DIRECTIVE: Transcribe everything in the data word for word. Pictures are left out.

(Dataset excerpts)
☆ ☆ ☆ ☆ ☆
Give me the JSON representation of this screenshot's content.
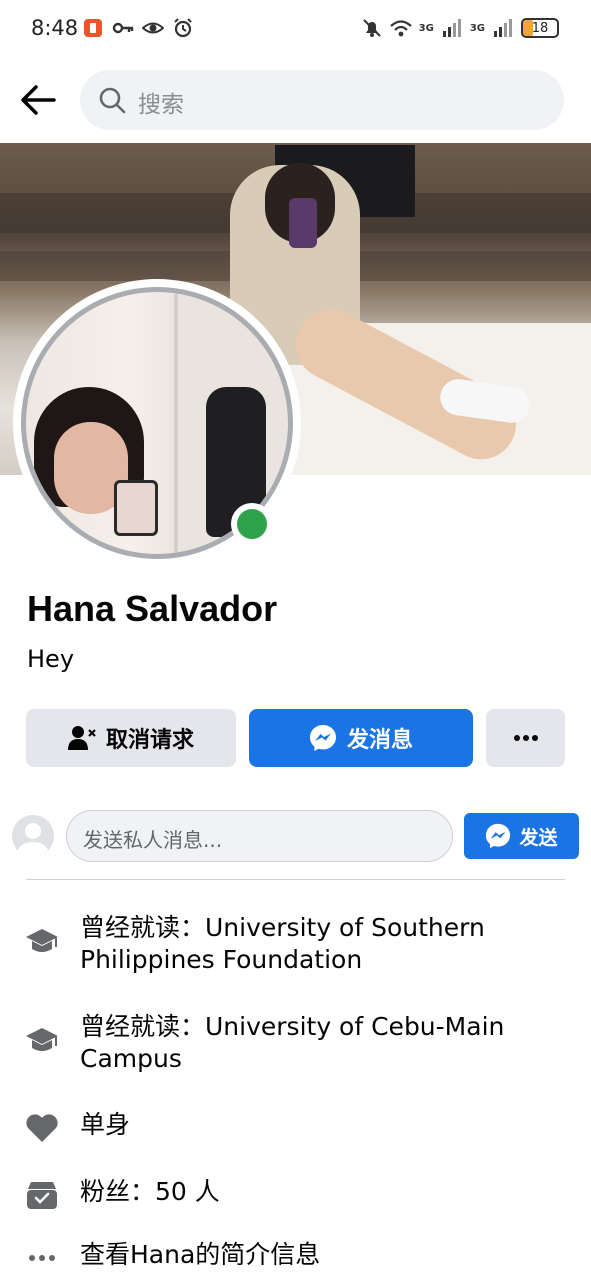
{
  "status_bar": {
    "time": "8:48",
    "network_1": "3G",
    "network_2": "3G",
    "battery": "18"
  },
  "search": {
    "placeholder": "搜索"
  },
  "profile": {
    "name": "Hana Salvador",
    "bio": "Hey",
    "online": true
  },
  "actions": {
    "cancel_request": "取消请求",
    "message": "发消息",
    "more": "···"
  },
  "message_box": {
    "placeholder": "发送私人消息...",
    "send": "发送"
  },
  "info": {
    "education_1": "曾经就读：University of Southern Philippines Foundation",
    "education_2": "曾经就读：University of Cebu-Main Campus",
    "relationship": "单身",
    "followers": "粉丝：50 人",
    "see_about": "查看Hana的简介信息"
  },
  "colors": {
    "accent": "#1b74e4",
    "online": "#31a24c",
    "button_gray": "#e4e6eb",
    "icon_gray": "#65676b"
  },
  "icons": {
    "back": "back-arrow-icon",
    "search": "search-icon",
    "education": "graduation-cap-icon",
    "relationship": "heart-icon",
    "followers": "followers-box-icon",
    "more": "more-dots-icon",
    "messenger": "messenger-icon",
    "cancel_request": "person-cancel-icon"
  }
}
☆ ☆ ☆ ☆ ☆
RESULT BELOW:
Give me the JSON representation of this screenshot's content.
{
  "status_bar": {
    "time": "8:48",
    "network_1": "3G",
    "network_2": "3G",
    "battery": "18"
  },
  "search": {
    "placeholder": "搜索"
  },
  "profile": {
    "name": "Hana Salvador",
    "bio": "Hey",
    "online": true
  },
  "actions": {
    "cancel_request": "取消请求",
    "message": "发消息",
    "more": "···"
  },
  "message_box": {
    "placeholder": "发送私人消息...",
    "send": "发送"
  },
  "info": {
    "education_1": "曾经就读：University of Southern Philippines Foundation",
    "education_2": "曾经就读：University of Cebu-Main Campus",
    "relationship": "单身",
    "followers": "粉丝：50 人",
    "see_about": "查看Hana的简介信息"
  },
  "colors": {
    "accent": "#1b74e4",
    "online": "#31a24c",
    "button_gray": "#e4e6eb",
    "icon_gray": "#65676b"
  },
  "icons": {
    "back": "back-arrow-icon",
    "search": "search-icon",
    "education": "graduation-cap-icon",
    "relationship": "heart-icon",
    "followers": "followers-box-icon",
    "more": "more-dots-icon",
    "messenger": "messenger-icon",
    "cancel_request": "person-cancel-icon"
  }
}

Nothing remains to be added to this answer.